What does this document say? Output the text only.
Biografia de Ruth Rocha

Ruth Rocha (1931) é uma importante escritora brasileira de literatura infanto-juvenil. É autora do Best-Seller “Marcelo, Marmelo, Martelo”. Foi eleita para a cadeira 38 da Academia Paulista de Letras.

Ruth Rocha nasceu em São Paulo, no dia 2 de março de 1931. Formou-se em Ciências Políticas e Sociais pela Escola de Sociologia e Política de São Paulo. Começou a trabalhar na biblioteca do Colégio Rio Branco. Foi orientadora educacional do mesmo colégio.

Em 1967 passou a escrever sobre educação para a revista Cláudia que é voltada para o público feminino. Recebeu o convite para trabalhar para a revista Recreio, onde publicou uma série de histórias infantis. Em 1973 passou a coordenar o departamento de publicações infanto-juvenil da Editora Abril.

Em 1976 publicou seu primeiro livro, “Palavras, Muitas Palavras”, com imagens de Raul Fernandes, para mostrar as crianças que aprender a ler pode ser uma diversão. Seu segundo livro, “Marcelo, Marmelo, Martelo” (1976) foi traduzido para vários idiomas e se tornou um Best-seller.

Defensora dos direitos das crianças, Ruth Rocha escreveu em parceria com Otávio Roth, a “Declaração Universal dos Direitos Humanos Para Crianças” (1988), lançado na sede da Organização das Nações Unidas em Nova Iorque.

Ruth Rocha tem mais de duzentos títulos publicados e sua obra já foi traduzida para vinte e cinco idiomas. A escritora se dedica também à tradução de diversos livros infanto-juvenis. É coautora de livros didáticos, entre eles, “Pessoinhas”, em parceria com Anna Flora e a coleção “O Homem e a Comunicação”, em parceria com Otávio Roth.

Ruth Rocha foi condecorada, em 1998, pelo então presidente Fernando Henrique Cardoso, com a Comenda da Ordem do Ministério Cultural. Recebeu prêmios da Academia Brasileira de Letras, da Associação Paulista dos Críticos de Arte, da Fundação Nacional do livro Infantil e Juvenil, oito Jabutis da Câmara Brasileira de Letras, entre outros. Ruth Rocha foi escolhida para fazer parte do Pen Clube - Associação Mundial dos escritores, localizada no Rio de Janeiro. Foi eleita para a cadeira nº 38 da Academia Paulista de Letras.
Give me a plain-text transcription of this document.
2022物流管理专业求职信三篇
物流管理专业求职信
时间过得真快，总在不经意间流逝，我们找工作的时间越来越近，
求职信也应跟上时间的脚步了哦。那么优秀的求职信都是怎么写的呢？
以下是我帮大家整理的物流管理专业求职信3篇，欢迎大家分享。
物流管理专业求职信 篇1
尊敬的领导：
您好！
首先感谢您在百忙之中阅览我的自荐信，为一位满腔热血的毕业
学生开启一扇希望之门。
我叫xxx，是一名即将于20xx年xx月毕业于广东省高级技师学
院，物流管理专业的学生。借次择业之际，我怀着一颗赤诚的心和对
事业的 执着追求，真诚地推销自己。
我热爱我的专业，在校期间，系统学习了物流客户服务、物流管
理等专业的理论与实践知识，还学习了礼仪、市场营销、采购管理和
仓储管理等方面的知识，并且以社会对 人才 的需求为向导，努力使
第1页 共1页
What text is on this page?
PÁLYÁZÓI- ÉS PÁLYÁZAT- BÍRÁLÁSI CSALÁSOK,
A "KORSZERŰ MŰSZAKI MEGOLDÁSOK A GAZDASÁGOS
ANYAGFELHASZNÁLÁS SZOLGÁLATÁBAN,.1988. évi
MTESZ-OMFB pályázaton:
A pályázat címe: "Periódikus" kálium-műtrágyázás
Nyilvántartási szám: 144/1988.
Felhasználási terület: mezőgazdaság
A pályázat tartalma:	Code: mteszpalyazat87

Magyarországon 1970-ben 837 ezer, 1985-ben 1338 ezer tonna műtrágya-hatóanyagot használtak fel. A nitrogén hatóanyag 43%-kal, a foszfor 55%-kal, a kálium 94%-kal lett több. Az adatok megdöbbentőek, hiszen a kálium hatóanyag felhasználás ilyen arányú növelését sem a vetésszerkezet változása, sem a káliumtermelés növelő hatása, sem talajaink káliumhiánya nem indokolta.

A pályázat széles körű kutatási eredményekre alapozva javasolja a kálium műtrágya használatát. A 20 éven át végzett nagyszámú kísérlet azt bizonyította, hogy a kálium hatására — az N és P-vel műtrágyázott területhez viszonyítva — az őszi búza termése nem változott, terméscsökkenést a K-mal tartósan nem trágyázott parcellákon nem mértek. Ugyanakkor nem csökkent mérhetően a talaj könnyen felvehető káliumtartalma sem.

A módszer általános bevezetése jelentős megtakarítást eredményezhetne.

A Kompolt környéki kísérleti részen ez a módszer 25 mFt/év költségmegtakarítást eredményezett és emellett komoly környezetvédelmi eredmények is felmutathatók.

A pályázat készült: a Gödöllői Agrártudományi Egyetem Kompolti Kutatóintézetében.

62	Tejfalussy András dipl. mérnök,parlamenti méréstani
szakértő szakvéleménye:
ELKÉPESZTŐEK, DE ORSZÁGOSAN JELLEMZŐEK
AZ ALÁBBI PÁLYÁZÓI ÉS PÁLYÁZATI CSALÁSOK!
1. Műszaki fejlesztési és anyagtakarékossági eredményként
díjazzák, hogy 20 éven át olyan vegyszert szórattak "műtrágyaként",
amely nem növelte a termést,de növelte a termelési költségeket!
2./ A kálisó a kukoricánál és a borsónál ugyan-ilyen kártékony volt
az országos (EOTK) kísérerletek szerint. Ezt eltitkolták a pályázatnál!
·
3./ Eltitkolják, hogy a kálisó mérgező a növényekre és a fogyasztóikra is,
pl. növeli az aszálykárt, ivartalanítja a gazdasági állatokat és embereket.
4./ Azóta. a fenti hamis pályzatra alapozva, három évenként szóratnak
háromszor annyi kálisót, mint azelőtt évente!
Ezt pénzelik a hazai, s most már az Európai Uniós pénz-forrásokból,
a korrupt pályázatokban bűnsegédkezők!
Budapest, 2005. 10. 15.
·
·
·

=====

- WHAT IS ASKED -
Return all of the data exactly as it reads.

- ANSWER TO THIS TASK -
What does this document say? Output the text only.
Biografia de Ruth Rocha

Ruth Rocha (1931) é uma importante escritora brasileira de literatura infanto-juvenil. É autora do Best-Seller “Marcelo, Marmelo, Martelo”. Foi eleita para a cadeira 38 da Academia Paulista de Letras.

Ruth Rocha nasceu em São Paulo, no dia 2 de março de 1931. Formou-se em Ciências Políticas e Sociais pela Escola de Sociologia e Política de São Paulo. Começou a trabalhar na biblioteca do Colégio Rio Branco. Foi orientadora educacional do mesmo colégio.

Em 1967 passou a escrever sobre educação para a revista Cláudia que é voltada para o público feminino. Recebeu o convite para trabalhar para a revista Recreio, onde publicou uma série de histórias infantis. Em 1973 passou a coordenar o departamento de publicações infanto-juvenil da Editora Abril.

Em 1976 publicou seu primeiro livro, “Palavras, Muitas Palavras”, com imagens de Raul Fernandes, para mostrar as crianças que aprender a ler pode ser uma diversão. Seu segundo livro, “Marcelo, Marmelo, Martelo” (1976) foi traduzido para vários idiomas e se tornou um Best-seller.

Defensora dos direitos das crianças, Ruth Rocha escreveu em parceria com Otávio Roth, a “Declaração Universal dos Direitos Humanos Para Crianças” (1988), lançado na sede da Organização das Nações Unidas em Nova Iorque.

Ruth Rocha tem mais de duzentos títulos publicados e sua obra já foi traduzida para vinte e cinco idiomas. A escritora se dedica também à tradução de diversos livros infanto-juvenis. É coautora de livros didáticos, entre eles, “Pessoinhas”, em parceria com Anna Flora e a coleção “O Homem e a Comunicação”, em parceria com Otávio Roth.

Ruth Rocha foi condecorada, em 1998, pelo então presidente Fernando Henrique Cardoso, com a Comenda da Ordem do Ministério Cultural. Recebeu prêmios da Academia Brasileira de Letras, da Associação Paulista dos Críticos de Arte, da Fundação Nacional do livro Infantil e Juvenil, oito Jabutis da Câmara Brasileira de Letras, entre outros. Ruth Rocha foi escolhida para fazer parte do Pen Clube - Associação Mundial dos escritores, localizada no Rio de Janeiro. Foi eleita para a cadeira nº 38 da Academia Paulista de Letras.
Give me a plain-text transcription of this document.
2022物流管理专业求职信三篇
物流管理专业求职信
时间过得真快，总在不经意间流逝，我们找工作的时间越来越近，
求职信也应跟上时间的脚步了哦。那么优秀的求职信都是怎么写的呢？
以下是我帮大家整理的物流管理专业求职信3篇，欢迎大家分享。
物流管理专业求职信 篇1
尊敬的领导：
您好！
首先感谢您在百忙之中阅览我的自荐信，为一位满腔热血的毕业
学生开启一扇希望之门。
我叫xxx，是一名即将于20xx年xx月毕业于广东省高级技师学
院，物流管理专业的学生。借次择业之际，我怀着一颗赤诚的心和对
事业的 执着追求，真诚地推销自己。
我热爱我的专业，在校期间，系统学习了物流客户服务、物流管
理等专业的理论与实践知识，还学习了礼仪、市场营销、采购管理和
仓储管理等方面的知识，并且以社会对 人才 的需求为向导，努力使
第1页 共1页
What text is on this page?
PÁLYÁZÓI- ÉS PÁLYÁZAT- BÍRÁLÁSI CSALÁSOK,
A "KORSZERŰ MŰSZAKI MEGOLDÁSOK A GAZDASÁGOS
ANYAGFELHASZNÁLÁS SZOLGÁLATÁBAN,.1988. évi
MTESZ-OMFB pályázaton:
A pályázat címe: "Periódikus" kálium-műtrágyázás
Nyilvántartási szám: 144/1988.
Felhasználási terület: mezőgazdaság
A pályázat tartalma:	Code: mteszpalyazat87

Magyarországon 1970-ben 837 ezer, 1985-ben 1338 ezer tonna műtrágya-hatóanyagot használtak fel. A nitrogén hatóanyag 43%-kal, a foszfor 55%-kal, a kálium 94%-kal lett több. Az adatok megdöbbentőek, hiszen a kálium hatóanyag felhasználás ilyen arányú növelését sem a vetésszerkezet változása, sem a káliumtermelés növelő hatása, sem talajaink káliumhiánya nem indokolta.

A pályázat széles körű kutatási eredményekre alapozva javasolja a kálium műtrágya használatát. A 20 éven át végzett nagyszámú kísérlet azt bizonyította, hogy a kálium hatására — az N és P-vel műtrágyázott területhez viszonyítva — az őszi búza termése nem változott, terméscsökkenést a K-mal tartósan nem trágyázott parcellákon nem mértek. Ugyanakkor nem csökkent mérhetően a talaj könnyen felvehető káliumtartalma sem.

A módszer általános bevezetése jelentős megtakarítást eredményezhetne.

A Kompolt környéki kísérleti részen ez a módszer 25 mFt/év költségmegtakarítást eredményezett és emellett komoly környezetvédelmi eredmények is felmutathatók.

A pályázat készült: a Gödöllői Agrártudományi Egyetem Kompolti Kutatóintézetében.

62	Tejfalussy András dipl. mérnök,parlamenti méréstani
szakértő szakvéleménye:
ELKÉPESZTŐEK, DE ORSZÁGOSAN JELLEMZŐEK
AZ ALÁBBI PÁLYÁZÓI ÉS PÁLYÁZATI CSALÁSOK!
1. Műszaki fejlesztési és anyagtakarékossági eredményként
díjazzák, hogy 20 éven át olyan vegyszert szórattak "műtrágyaként",
amely nem növelte a termést,de növelte a termelési költségeket!
2./ A kálisó a kukoricánál és a borsónál ugyan-ilyen kártékony volt
az országos (EOTK) kísérerletek szerint. Ezt eltitkolták a pályázatnál!
·
3./ Eltitkolják, hogy a kálisó mérgező a növényekre és a fogyasztóikra is,
pl. növeli az aszálykárt, ivartalanítja a gazdasági állatokat és embereket.
4./ Azóta. a fenti hamis pályzatra alapozva, három évenként szóratnak
háromszor annyi kálisót, mint azelőtt évente!
Ezt pénzelik a hazai, s most már az Európai Uniós pénz-forrásokból,
a korrupt pályázatokban bűnsegédkezők!
Budapest, 2005. 10. 15.
·
·
·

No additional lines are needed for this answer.